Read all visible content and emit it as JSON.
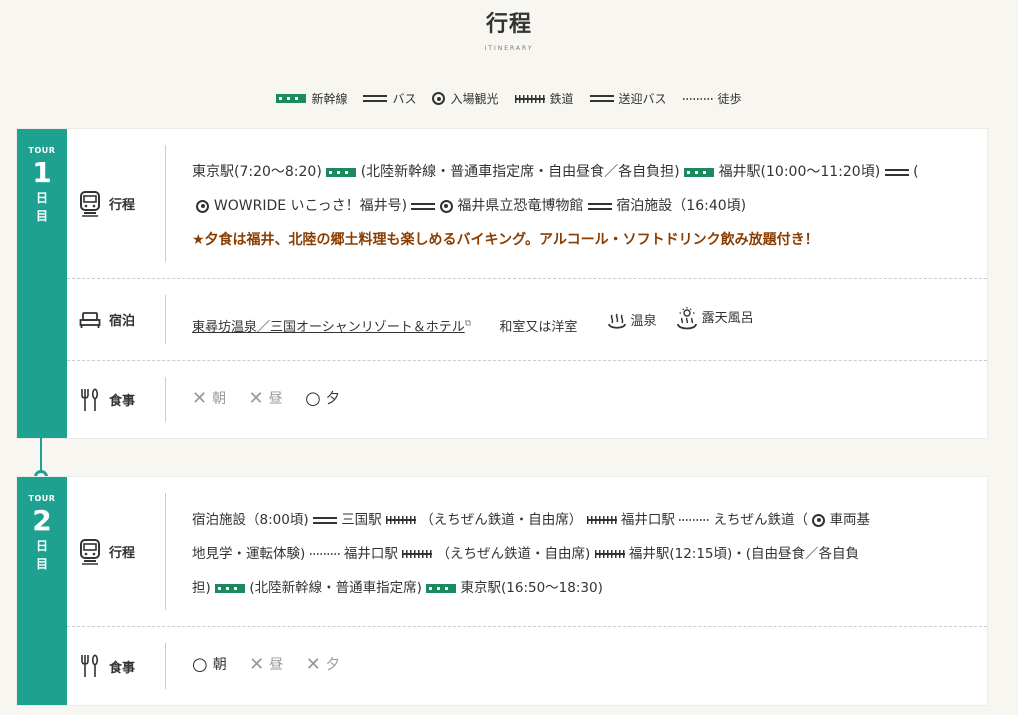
{
  "header": {
    "title": "行程",
    "subtitle": "ITINERARY"
  },
  "legend": [
    {
      "symbol": "shinkansen",
      "label": "新幹線"
    },
    {
      "symbol": "bus",
      "label": "バス"
    },
    {
      "symbol": "admission",
      "label": "入場観光"
    },
    {
      "symbol": "rail",
      "label": "鉄道"
    },
    {
      "symbol": "bus",
      "label": "送迎バス"
    },
    {
      "symbol": "walk",
      "label": "徒歩"
    }
  ],
  "days": [
    {
      "tour_label": "TOUR",
      "num": "1",
      "nichi_1": "日",
      "nichi_2": "目",
      "itinerary_label": "行程",
      "itinerary": {
        "t1": "東京駅(7:20〜8:20)",
        "t2": "(北陸新幹線・普通車指定席・自由昼食／各自負担)",
        "t3": "福井駅(10:00〜11:20頃)",
        "t4": "(",
        "t5": "WOWRIDE いこっさ！福井号)",
        "t6": "福井県立恐竜博物館",
        "t7": "宿泊施設（16:40頃)",
        "notice": "★夕食は福井、北陸の郷土料理も楽しめるバイキング。アルコール・ソフトドリンク飲み放題付き！"
      },
      "stay_label": "宿泊",
      "stay": {
        "hotel": "東尋坊温泉／三国オーシャンリゾート＆ホテル",
        "room": "和室又は洋室",
        "onsen": "温泉",
        "rotenburo": "露天風呂"
      },
      "meal_label": "食事",
      "meals": [
        {
          "mark": "✕",
          "name": "朝"
        },
        {
          "mark": "✕",
          "name": "昼"
        },
        {
          "mark": "○",
          "name": "夕"
        }
      ]
    },
    {
      "tour_label": "TOUR",
      "num": "2",
      "nichi_1": "日",
      "nichi_2": "目",
      "itinerary_label": "行程",
      "itinerary": {
        "t1": "宿泊施設（8:00頃)",
        "t2": "三国駅",
        "t3": "（えちぜん鉄道・自由席）",
        "t4": "福井口駅",
        "t5": "えちぜん鉄道（",
        "t6": "車両基",
        "t7": "地見学・運転体験)",
        "t8": "福井口駅",
        "t9": "（えちぜん鉄道・自由席)",
        "t10": "福井駅(12:15頃)・(自由昼食／各自負",
        "t11": "担)",
        "t12": "(北陸新幹線・普通車指定席)",
        "t13": "東京駅(16:50〜18:30)"
      },
      "meal_label": "食事",
      "meals": [
        {
          "mark": "○",
          "name": "朝"
        },
        {
          "mark": "✕",
          "name": "昼"
        },
        {
          "mark": "✕",
          "name": "夕"
        }
      ]
    }
  ]
}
*****
What comes back should match the records exactly, minus any pictures.

__EXERCISE RESPONSE__.
Read all visible content and emit it as JSON.
{
  "header": {
    "title": "行程",
    "subtitle": "ITINERARY"
  },
  "legend": [
    {
      "symbol": "shinkansen",
      "label": "新幹線"
    },
    {
      "symbol": "bus",
      "label": "バス"
    },
    {
      "symbol": "admission",
      "label": "入場観光"
    },
    {
      "symbol": "rail",
      "label": "鉄道"
    },
    {
      "symbol": "bus",
      "label": "送迎バス"
    },
    {
      "symbol": "walk",
      "label": "徒歩"
    }
  ],
  "days": [
    {
      "tour_label": "TOUR",
      "num": "1",
      "nichi_1": "日",
      "nichi_2": "目",
      "itinerary_label": "行程",
      "itinerary": {
        "t1": "東京駅(7:20〜8:20)",
        "t2": "(北陸新幹線・普通車指定席・自由昼食／各自負担)",
        "t3": "福井駅(10:00〜11:20頃)",
        "t4": "(",
        "t5": "WOWRIDE いこっさ！福井号)",
        "t6": "福井県立恐竜博物館",
        "t7": "宿泊施設（16:40頃)",
        "notice": "★夕食は福井、北陸の郷土料理も楽しめるバイキング。アルコール・ソフトドリンク飲み放題付き！"
      },
      "stay_label": "宿泊",
      "stay": {
        "hotel": "東尋坊温泉／三国オーシャンリゾート＆ホテル",
        "room": "和室又は洋室",
        "onsen": "温泉",
        "rotenburo": "露天風呂"
      },
      "meal_label": "食事",
      "meals": [
        {
          "mark": "✕",
          "name": "朝"
        },
        {
          "mark": "✕",
          "name": "昼"
        },
        {
          "mark": "○",
          "name": "夕"
        }
      ]
    },
    {
      "tour_label": "TOUR",
      "num": "2",
      "nichi_1": "日",
      "nichi_2": "目",
      "itinerary_label": "行程",
      "itinerary": {
        "t1": "宿泊施設（8:00頃)",
        "t2": "三国駅",
        "t3": "（えちぜん鉄道・自由席）",
        "t4": "福井口駅",
        "t5": "えちぜん鉄道（",
        "t6": "車両基",
        "t7": "地見学・運転体験)",
        "t8": "福井口駅",
        "t9": "（えちぜん鉄道・自由席)",
        "t10": "福井駅(12:15頃)・(自由昼食／各自負",
        "t11": "担)",
        "t12": "(北陸新幹線・普通車指定席)",
        "t13": "東京駅(16:50〜18:30)"
      },
      "meal_label": "食事",
      "meals": [
        {
          "mark": "○",
          "name": "朝"
        },
        {
          "mark": "✕",
          "name": "昼"
        },
        {
          "mark": "✕",
          "name": "夕"
        }
      ]
    }
  ]
}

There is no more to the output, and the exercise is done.